Search the material below for the string "Broadland" and list each line that holds it.

— START DATA SUPPLIED —

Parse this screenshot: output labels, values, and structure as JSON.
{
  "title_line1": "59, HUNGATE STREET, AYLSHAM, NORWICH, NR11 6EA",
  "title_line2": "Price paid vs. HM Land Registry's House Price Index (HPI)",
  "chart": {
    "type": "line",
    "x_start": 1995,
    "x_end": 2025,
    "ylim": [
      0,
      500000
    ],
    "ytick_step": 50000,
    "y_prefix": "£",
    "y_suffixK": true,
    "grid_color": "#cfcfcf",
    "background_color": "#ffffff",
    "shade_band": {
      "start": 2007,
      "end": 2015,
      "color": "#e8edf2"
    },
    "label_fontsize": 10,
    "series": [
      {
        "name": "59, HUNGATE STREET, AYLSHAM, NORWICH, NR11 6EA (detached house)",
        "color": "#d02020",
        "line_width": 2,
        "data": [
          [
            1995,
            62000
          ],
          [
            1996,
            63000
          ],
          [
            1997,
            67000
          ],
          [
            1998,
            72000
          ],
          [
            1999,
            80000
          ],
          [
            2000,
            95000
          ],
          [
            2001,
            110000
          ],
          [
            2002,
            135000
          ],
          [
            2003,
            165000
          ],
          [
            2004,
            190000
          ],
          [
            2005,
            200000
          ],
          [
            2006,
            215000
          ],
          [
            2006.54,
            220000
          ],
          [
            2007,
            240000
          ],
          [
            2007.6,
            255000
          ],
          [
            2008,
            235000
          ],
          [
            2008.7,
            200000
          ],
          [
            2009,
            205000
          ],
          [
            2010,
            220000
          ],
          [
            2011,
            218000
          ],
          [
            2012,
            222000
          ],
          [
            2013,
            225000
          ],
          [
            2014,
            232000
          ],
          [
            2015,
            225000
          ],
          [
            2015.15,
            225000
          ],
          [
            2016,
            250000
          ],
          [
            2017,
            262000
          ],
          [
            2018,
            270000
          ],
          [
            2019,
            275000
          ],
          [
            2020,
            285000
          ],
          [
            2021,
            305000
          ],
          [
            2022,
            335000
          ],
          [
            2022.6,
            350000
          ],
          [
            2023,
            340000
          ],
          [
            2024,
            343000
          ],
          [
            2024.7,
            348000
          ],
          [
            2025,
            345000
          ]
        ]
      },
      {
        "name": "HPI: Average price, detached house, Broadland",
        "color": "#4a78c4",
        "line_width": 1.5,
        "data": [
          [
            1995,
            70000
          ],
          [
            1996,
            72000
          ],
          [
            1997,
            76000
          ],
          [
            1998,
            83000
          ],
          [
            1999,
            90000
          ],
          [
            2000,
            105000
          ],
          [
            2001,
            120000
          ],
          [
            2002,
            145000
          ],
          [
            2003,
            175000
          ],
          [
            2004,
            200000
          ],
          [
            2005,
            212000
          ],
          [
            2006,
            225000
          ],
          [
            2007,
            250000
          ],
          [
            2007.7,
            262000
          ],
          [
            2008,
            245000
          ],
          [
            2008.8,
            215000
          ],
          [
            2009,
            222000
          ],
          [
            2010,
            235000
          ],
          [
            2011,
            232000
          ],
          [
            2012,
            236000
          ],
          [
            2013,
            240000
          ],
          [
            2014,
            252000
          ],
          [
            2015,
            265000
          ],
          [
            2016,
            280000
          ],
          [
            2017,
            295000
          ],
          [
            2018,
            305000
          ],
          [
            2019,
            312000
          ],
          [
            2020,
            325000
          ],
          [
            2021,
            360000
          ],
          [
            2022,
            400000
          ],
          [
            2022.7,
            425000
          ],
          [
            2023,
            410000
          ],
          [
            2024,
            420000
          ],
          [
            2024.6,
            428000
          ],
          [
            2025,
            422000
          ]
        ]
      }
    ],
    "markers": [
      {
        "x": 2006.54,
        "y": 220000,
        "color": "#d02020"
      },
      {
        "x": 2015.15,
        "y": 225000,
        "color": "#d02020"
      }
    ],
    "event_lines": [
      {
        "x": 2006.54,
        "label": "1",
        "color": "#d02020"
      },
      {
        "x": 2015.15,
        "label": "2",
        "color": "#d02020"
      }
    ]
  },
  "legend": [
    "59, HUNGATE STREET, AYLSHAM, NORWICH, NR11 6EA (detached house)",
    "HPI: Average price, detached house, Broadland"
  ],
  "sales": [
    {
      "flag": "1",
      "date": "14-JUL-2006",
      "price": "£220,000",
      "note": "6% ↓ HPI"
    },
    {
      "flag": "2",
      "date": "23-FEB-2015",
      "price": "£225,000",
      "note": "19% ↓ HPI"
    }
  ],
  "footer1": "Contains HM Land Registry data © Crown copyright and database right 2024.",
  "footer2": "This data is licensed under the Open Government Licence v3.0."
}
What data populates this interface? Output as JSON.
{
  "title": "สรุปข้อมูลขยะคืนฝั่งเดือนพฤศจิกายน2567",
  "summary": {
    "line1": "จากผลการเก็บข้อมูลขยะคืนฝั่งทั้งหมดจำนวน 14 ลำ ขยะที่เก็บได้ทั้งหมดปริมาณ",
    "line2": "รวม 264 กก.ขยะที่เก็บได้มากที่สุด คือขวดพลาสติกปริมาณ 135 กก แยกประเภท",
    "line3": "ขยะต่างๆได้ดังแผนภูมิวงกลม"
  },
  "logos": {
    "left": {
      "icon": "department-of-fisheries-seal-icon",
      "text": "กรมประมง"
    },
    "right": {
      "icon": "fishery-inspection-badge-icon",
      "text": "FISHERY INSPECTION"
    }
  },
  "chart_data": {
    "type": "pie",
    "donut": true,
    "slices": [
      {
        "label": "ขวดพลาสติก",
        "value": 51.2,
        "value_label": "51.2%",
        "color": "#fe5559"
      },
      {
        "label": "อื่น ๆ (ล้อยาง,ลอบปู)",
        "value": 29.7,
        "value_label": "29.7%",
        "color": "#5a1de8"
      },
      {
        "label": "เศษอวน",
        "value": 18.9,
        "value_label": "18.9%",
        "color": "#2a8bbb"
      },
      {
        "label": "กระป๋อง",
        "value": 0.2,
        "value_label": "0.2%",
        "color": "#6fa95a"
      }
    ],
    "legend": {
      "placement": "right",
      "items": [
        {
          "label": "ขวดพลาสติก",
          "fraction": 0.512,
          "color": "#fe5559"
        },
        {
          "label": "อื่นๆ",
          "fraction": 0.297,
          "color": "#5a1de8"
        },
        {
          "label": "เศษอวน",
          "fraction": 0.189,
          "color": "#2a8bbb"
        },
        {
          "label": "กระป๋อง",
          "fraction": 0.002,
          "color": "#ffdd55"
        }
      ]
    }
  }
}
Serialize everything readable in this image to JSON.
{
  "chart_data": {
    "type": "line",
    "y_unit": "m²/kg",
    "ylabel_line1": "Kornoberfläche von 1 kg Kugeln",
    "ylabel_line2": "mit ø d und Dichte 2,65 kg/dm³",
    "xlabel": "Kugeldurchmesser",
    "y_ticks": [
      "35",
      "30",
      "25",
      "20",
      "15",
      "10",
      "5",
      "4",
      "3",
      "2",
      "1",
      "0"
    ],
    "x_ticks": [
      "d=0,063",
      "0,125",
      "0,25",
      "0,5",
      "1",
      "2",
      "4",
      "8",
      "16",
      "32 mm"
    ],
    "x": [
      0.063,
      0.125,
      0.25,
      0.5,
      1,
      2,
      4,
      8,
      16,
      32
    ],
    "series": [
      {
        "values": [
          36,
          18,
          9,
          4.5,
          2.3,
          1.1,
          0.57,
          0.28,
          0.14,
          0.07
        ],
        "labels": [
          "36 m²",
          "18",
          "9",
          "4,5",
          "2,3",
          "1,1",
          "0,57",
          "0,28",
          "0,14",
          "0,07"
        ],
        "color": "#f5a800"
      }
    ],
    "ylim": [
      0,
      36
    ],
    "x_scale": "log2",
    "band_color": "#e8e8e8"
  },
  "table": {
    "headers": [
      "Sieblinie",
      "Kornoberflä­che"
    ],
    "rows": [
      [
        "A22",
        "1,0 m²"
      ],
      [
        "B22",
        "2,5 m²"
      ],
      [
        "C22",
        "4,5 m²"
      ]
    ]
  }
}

— END DATA SUPPLIED —

__RESPONSE TO THE EXERCISE__:
        "name": "HPI: Average price, detached house, Broadland",
    "HPI: Average price, detached house, Broadland"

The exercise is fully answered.